_The request_.
Every line in the listing is to be echoed verbatim.
※
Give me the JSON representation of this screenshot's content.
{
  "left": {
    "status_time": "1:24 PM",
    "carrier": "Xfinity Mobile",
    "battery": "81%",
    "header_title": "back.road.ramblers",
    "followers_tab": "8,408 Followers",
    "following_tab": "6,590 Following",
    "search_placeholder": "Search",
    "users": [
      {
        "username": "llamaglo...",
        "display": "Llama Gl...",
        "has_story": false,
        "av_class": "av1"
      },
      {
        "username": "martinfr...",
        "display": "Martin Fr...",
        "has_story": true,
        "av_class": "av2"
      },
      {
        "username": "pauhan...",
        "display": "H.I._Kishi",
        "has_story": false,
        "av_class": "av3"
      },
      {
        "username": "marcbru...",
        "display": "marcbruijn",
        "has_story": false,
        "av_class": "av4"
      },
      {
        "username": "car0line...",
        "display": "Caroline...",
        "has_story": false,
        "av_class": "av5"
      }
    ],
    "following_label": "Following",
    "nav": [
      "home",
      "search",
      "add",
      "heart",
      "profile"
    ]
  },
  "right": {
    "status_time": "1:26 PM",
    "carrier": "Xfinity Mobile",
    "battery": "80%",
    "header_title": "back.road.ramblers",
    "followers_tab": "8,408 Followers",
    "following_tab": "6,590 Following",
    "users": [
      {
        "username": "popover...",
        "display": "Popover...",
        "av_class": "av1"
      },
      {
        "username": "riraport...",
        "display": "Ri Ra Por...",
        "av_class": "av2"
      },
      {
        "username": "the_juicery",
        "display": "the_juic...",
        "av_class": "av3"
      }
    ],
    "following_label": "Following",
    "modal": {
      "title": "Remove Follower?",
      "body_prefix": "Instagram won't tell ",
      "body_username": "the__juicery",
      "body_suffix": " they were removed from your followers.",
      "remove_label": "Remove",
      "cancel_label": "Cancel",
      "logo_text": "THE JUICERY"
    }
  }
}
※
_Result of this task_.
Give me the JSON representation of this screenshot's content.
{
  "left": {
    "status_time": "1:24 PM",
    "carrier": "Xfinity Mobile",
    "battery": "81%",
    "header_title": "back.road.ramblers",
    "followers_tab": "8,408 Followers",
    "following_tab": "6,590 Following",
    "search_placeholder": "Search",
    "users": [
      {
        "username": "llamaglo...",
        "display": "Llama Gl...",
        "has_story": false,
        "av_class": "av1"
      },
      {
        "username": "martinfr...",
        "display": "Martin Fr...",
        "has_story": true,
        "av_class": "av2"
      },
      {
        "username": "pauhan...",
        "display": "H.I._Kishi",
        "has_story": false,
        "av_class": "av3"
      },
      {
        "username": "marcbru...",
        "display": "marcbruijn",
        "has_story": false,
        "av_class": "av4"
      },
      {
        "username": "car0line...",
        "display": "Caroline...",
        "has_story": false,
        "av_class": "av5"
      }
    ],
    "following_label": "Following",
    "nav": [
      "home",
      "search",
      "add",
      "heart",
      "profile"
    ]
  },
  "right": {
    "status_time": "1:26 PM",
    "carrier": "Xfinity Mobile",
    "battery": "80%",
    "header_title": "back.road.ramblers",
    "followers_tab": "8,408 Followers",
    "following_tab": "6,590 Following",
    "users": [
      {
        "username": "popover...",
        "display": "Popover...",
        "av_class": "av1"
      },
      {
        "username": "riraport...",
        "display": "Ri Ra Por...",
        "av_class": "av2"
      },
      {
        "username": "the_juicery",
        "display": "the_juic...",
        "av_class": "av3"
      }
    ],
    "following_label": "Following",
    "modal": {
      "title": "Remove Follower?",
      "body_prefix": "Instagram won't tell ",
      "body_username": "the__juicery",
      "body_suffix": " they were removed from your followers.",
      "remove_label": "Remove",
      "cancel_label": "Cancel",
      "logo_text": "THE JUICERY"
    }
  }
}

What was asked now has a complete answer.